# Exercise description
In the records below, tally every line containing "batch". Report only the total.

[START]

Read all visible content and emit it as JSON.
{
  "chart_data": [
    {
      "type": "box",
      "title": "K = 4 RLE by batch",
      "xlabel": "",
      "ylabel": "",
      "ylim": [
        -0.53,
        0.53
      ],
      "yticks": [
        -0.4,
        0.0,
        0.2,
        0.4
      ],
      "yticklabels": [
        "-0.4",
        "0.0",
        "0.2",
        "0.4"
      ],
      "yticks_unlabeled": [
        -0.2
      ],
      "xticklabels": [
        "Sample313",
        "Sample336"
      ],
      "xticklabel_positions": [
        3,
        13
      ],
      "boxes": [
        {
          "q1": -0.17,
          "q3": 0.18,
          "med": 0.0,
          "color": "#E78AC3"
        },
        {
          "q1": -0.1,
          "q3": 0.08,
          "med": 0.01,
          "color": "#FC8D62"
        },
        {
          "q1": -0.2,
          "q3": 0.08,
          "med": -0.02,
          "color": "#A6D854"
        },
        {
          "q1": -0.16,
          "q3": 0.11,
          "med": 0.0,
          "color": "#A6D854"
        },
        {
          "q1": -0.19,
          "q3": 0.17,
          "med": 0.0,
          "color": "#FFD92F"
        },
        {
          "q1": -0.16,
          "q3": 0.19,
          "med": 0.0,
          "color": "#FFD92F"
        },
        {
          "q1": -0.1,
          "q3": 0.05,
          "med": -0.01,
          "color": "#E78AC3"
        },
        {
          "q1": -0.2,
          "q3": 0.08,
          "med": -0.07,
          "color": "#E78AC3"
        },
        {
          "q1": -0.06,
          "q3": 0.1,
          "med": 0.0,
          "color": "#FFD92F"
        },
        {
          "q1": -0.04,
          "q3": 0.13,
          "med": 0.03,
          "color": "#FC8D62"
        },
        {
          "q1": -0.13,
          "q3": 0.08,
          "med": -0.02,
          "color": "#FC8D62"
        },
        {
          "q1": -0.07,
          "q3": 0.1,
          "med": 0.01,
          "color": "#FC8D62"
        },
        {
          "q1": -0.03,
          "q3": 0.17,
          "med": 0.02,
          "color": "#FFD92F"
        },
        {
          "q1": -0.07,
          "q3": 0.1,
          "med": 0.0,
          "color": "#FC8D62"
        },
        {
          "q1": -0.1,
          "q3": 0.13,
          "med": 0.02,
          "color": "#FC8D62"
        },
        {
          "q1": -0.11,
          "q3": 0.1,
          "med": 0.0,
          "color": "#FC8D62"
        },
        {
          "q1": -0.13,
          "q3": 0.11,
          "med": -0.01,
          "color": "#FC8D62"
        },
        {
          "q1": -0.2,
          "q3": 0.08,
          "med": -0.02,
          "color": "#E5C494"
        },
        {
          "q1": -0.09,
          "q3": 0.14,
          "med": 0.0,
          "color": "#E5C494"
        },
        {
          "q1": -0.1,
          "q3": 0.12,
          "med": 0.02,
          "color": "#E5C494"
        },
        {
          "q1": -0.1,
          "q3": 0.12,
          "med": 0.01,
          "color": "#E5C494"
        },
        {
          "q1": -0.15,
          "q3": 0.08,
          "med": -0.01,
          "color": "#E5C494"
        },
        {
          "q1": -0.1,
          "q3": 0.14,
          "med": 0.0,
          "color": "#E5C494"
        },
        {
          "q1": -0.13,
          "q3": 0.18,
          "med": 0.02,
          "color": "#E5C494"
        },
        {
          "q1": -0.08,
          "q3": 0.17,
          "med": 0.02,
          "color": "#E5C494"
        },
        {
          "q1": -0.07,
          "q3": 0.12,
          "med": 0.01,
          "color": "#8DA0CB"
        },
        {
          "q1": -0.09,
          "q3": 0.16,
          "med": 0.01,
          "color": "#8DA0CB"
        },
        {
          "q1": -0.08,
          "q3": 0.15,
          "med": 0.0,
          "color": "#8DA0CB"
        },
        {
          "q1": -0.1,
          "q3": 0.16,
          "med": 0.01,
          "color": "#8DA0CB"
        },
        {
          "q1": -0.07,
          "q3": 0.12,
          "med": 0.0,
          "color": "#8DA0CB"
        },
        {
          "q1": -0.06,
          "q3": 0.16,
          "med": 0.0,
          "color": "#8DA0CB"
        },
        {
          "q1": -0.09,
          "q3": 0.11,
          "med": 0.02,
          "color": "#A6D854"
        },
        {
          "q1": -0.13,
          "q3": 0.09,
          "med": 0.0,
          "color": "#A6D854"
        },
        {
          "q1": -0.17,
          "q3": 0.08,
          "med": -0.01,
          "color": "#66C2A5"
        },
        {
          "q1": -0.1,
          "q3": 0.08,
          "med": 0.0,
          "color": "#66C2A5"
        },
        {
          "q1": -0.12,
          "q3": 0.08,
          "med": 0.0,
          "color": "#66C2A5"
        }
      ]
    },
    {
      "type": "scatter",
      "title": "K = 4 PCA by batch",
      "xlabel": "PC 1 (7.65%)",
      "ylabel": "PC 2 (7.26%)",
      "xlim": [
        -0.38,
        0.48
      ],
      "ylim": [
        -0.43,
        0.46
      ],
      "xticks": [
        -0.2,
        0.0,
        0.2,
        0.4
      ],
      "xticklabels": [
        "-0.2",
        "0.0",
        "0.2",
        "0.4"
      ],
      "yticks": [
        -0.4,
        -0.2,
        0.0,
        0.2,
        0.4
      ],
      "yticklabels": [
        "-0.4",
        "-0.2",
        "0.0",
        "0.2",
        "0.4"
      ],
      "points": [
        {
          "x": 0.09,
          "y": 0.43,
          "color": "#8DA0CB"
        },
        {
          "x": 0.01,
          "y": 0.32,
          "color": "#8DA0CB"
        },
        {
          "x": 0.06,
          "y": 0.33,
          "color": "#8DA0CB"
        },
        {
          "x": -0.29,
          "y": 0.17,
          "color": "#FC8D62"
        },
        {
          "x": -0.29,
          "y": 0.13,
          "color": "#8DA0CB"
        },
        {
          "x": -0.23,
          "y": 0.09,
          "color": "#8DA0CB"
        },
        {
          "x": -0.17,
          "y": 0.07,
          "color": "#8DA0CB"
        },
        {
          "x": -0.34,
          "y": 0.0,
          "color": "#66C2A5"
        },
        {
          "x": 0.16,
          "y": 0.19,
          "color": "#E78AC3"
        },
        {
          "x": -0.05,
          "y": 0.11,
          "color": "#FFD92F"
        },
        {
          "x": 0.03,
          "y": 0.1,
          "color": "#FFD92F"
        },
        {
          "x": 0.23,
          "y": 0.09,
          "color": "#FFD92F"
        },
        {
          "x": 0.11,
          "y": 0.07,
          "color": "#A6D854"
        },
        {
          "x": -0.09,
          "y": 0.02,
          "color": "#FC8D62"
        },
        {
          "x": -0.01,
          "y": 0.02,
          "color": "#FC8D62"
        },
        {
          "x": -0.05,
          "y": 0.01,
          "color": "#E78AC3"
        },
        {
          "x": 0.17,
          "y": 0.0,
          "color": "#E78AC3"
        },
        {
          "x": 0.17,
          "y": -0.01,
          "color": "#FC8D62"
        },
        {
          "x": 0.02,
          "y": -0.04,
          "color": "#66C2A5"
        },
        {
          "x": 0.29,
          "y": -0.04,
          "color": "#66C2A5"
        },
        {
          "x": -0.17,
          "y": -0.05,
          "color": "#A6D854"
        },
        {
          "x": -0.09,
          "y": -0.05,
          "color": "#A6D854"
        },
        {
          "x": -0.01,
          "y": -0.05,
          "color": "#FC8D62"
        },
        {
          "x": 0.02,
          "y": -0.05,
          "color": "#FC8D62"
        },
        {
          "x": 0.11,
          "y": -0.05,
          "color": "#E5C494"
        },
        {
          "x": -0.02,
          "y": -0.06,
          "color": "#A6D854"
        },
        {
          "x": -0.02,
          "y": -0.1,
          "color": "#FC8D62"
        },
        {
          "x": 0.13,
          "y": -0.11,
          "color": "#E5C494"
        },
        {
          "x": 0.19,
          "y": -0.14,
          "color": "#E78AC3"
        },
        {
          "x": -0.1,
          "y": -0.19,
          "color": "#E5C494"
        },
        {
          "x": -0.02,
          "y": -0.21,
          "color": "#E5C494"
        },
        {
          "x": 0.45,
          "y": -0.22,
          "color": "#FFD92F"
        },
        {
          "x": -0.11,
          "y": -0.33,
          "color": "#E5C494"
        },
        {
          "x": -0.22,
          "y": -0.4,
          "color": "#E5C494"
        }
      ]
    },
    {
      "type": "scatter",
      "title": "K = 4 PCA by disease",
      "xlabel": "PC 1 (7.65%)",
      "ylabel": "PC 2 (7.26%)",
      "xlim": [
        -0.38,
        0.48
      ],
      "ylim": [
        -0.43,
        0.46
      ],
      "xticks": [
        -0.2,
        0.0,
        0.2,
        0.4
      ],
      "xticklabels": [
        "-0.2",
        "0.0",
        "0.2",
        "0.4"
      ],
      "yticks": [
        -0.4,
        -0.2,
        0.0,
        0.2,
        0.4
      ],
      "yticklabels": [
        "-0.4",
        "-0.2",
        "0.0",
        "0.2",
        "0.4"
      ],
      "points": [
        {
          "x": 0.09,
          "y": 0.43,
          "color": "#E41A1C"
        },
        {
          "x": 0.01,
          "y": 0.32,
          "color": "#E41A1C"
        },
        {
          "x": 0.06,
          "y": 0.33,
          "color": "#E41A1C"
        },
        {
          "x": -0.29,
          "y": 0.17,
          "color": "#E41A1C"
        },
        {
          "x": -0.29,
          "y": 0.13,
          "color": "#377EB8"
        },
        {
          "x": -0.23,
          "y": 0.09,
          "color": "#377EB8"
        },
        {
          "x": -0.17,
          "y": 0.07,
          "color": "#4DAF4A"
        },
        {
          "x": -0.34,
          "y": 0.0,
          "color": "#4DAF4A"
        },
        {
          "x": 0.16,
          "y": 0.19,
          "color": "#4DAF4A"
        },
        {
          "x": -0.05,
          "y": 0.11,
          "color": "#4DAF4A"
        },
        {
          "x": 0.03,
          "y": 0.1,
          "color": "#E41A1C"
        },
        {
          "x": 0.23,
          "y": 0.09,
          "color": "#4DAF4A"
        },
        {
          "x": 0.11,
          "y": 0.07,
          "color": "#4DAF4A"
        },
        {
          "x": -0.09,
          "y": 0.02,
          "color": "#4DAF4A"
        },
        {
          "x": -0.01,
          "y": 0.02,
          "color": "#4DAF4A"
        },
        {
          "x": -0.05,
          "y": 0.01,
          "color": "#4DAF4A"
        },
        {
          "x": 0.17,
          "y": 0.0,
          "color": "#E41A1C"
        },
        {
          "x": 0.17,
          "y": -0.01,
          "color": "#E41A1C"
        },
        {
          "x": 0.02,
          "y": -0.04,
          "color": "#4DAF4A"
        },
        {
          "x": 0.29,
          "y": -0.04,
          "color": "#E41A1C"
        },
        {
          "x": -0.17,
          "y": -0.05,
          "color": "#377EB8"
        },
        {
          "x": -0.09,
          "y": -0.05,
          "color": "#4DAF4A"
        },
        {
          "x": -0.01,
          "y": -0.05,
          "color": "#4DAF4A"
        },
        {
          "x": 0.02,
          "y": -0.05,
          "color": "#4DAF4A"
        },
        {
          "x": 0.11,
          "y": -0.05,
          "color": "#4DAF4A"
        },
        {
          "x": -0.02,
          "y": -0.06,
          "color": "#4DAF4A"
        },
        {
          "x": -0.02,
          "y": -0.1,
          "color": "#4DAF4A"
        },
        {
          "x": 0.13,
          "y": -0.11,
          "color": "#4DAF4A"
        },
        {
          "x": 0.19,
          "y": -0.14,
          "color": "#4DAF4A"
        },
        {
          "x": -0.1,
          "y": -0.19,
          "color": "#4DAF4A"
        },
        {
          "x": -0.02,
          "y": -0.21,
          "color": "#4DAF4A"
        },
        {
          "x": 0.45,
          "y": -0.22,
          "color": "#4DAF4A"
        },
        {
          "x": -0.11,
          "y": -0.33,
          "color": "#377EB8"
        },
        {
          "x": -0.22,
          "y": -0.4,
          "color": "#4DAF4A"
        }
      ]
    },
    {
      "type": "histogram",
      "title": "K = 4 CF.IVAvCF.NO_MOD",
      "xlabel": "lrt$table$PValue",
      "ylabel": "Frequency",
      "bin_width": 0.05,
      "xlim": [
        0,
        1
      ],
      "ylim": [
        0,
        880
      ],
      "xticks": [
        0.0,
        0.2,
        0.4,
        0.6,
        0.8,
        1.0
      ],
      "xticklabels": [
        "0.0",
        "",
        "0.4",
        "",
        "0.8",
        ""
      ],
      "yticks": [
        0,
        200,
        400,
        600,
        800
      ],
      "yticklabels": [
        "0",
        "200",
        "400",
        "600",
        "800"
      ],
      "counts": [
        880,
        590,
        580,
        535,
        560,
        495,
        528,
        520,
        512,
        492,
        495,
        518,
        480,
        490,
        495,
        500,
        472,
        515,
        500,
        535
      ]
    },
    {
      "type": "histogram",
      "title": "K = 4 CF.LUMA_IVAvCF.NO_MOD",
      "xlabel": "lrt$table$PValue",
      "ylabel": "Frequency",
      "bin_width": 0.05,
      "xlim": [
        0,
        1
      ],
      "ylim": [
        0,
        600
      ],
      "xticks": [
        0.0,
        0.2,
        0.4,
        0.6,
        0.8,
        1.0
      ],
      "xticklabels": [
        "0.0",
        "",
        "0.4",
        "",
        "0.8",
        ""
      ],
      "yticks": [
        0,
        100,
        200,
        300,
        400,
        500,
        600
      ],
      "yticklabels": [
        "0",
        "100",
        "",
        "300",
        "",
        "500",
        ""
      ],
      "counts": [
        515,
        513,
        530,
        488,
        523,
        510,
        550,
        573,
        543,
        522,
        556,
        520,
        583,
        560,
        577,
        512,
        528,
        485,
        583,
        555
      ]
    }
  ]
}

[END]

# Written solution
2